# Working data start
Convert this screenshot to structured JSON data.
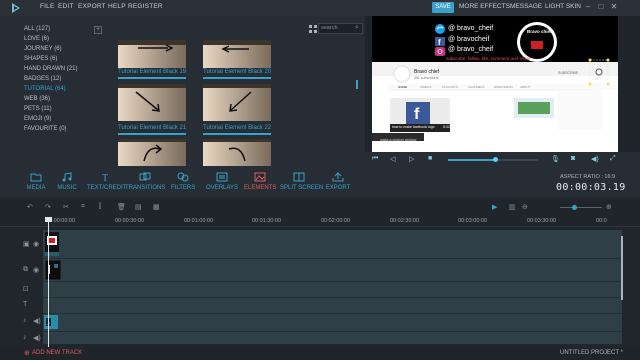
{
  "menu": {
    "items": [
      "FILE",
      "EDIT",
      "EXPORT",
      "HELP",
      "REGISTER"
    ],
    "save": "SAVE",
    "more_effects": "MORE EFFECTS",
    "message": "MESSAGE",
    "light_skin": "LIGHT SKIN"
  },
  "library": {
    "categories": [
      {
        "label": "ALL (127)",
        "active": false
      },
      {
        "label": "LOVE (6)",
        "active": false
      },
      {
        "label": "JOURNEY (6)",
        "active": false
      },
      {
        "label": "SHAPES (6)",
        "active": false
      },
      {
        "label": "HAND DRAWN (21)",
        "active": false
      },
      {
        "label": "BADGES (12)",
        "active": false
      },
      {
        "label": "TUTORIAL (64)",
        "active": true
      },
      {
        "label": "WEB (36)",
        "active": false
      },
      {
        "label": "PETS (11)",
        "active": false
      },
      {
        "label": "EMOJI (9)",
        "active": false
      },
      {
        "label": "FAVOURITE (0)",
        "active": false
      }
    ],
    "add_label": "+",
    "search_placeholder": "search",
    "thumbnails": [
      {
        "label": "Tutorial Element Black 19"
      },
      {
        "label": "Tutorial Element Black 20"
      },
      {
        "label": "Tutorial Element Black 21"
      },
      {
        "label": "Tutorial Element Black 22"
      },
      {
        "label": ""
      },
      {
        "label": ""
      }
    ]
  },
  "preview": {
    "social": [
      {
        "handle": "@ bravo_cheif",
        "icon": "twitter-icon",
        "color": "#1da1f2"
      },
      {
        "handle": "@ bravocheif",
        "icon": "facebook-icon",
        "color": "#3b5998"
      },
      {
        "handle": "@ bravo_cheif",
        "icon": "instagram-icon",
        "color": "#c13584"
      }
    ],
    "badge_text": "Bravo chief",
    "cta": "subscribe, follow, like, comment and share",
    "channel_name": "Bravo chief",
    "channel_subs": "361 subscribers",
    "tabs": [
      "HOME",
      "VIDEOS",
      "PLAYLISTS",
      "CHANNELS",
      "DISCUSSION",
      "ABOUT"
    ],
    "video_title": "how to make facebook logo",
    "video_time": "5:32",
    "tooltip": "make a custom window",
    "subscribe": "SUBSCRIBE"
  },
  "toolbar": {
    "tools": [
      {
        "label": "MEDIA",
        "icon": "folder-icon"
      },
      {
        "label": "MUSIC",
        "icon": "music-icon"
      },
      {
        "label": "TEXT/CREDIT",
        "icon": "text-icon"
      },
      {
        "label": "TRANSITIONS",
        "icon": "transition-icon"
      },
      {
        "label": "FILTERS",
        "icon": "filter-icon"
      },
      {
        "label": "OVERLAYS",
        "icon": "overlay-icon"
      },
      {
        "label": "ELEMENTS",
        "icon": "elements-icon"
      },
      {
        "label": "SPLIT SCREEN",
        "icon": "split-screen-icon"
      },
      {
        "label": "EXPORT",
        "icon": "export-icon"
      }
    ],
    "aspect_ratio": "ASPECT RATIO : 16:9",
    "timecode": "00:00:03.19"
  },
  "timeline": {
    "ruler": [
      "00:00:00:00",
      "00:00:30:00",
      "00:01:00:00",
      "00:01:30:00",
      "00:02:00:00",
      "00:02:30:00",
      "00:03:00:00",
      "00:03:30:00",
      "00:0"
    ],
    "add_track": "ADD NEW TRACK",
    "project": "UNTITLED PROJECT *"
  },
  "colors": {
    "accent": "#3ba1c9",
    "active": "#e05d5d",
    "bg": "#1f252b",
    "panel": "#262d34"
  }
}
# Working data end
**Work instructions**
Copy the listing word for word, excluding its pictures.

**Full solution**
Convert this screenshot to structured JSON data.
{
  "menu": {
    "items": [
      "FILE",
      "EDIT",
      "EXPORT",
      "HELP",
      "REGISTER"
    ],
    "save": "SAVE",
    "more_effects": "MORE EFFECTS",
    "message": "MESSAGE",
    "light_skin": "LIGHT SKIN"
  },
  "library": {
    "categories": [
      {
        "label": "ALL (127)",
        "active": false
      },
      {
        "label": "LOVE (6)",
        "active": false
      },
      {
        "label": "JOURNEY (6)",
        "active": false
      },
      {
        "label": "SHAPES (6)",
        "active": false
      },
      {
        "label": "HAND DRAWN (21)",
        "active": false
      },
      {
        "label": "BADGES (12)",
        "active": false
      },
      {
        "label": "TUTORIAL (64)",
        "active": true
      },
      {
        "label": "WEB (36)",
        "active": false
      },
      {
        "label": "PETS (11)",
        "active": false
      },
      {
        "label": "EMOJI (9)",
        "active": false
      },
      {
        "label": "FAVOURITE (0)",
        "active": false
      }
    ],
    "add_label": "+",
    "search_placeholder": "search",
    "thumbnails": [
      {
        "label": "Tutorial Element Black 19"
      },
      {
        "label": "Tutorial Element Black 20"
      },
      {
        "label": "Tutorial Element Black 21"
      },
      {
        "label": "Tutorial Element Black 22"
      },
      {
        "label": ""
      },
      {
        "label": ""
      }
    ]
  },
  "preview": {
    "social": [
      {
        "handle": "@ bravo_cheif",
        "icon": "twitter-icon",
        "color": "#1da1f2"
      },
      {
        "handle": "@ bravocheif",
        "icon": "facebook-icon",
        "color": "#3b5998"
      },
      {
        "handle": "@ bravo_cheif",
        "icon": "instagram-icon",
        "color": "#c13584"
      }
    ],
    "badge_text": "Bravo chief",
    "cta": "subscribe, follow, like, comment and share",
    "channel_name": "Bravo chief",
    "channel_subs": "361 subscribers",
    "tabs": [
      "HOME",
      "VIDEOS",
      "PLAYLISTS",
      "CHANNELS",
      "DISCUSSION",
      "ABOUT"
    ],
    "video_title": "how to make facebook logo",
    "video_time": "5:32",
    "tooltip": "make a custom window",
    "subscribe": "SUBSCRIBE"
  },
  "toolbar": {
    "tools": [
      {
        "label": "MEDIA",
        "icon": "folder-icon"
      },
      {
        "label": "MUSIC",
        "icon": "music-icon"
      },
      {
        "label": "TEXT/CREDIT",
        "icon": "text-icon"
      },
      {
        "label": "TRANSITIONS",
        "icon": "transition-icon"
      },
      {
        "label": "FILTERS",
        "icon": "filter-icon"
      },
      {
        "label": "OVERLAYS",
        "icon": "overlay-icon"
      },
      {
        "label": "ELEMENTS",
        "icon": "elements-icon"
      },
      {
        "label": "SPLIT SCREEN",
        "icon": "split-screen-icon"
      },
      {
        "label": "EXPORT",
        "icon": "export-icon"
      }
    ],
    "aspect_ratio": "ASPECT RATIO : 16:9",
    "timecode": "00:00:03.19"
  },
  "timeline": {
    "ruler": [
      "00:00:00:00",
      "00:00:30:00",
      "00:01:00:00",
      "00:01:30:00",
      "00:02:00:00",
      "00:02:30:00",
      "00:03:00:00",
      "00:03:30:00",
      "00:0"
    ],
    "add_track": "ADD NEW TRACK",
    "project": "UNTITLED PROJECT *"
  },
  "colors": {
    "accent": "#3ba1c9",
    "active": "#e05d5d",
    "bg": "#1f252b",
    "panel": "#262d34"
  }
}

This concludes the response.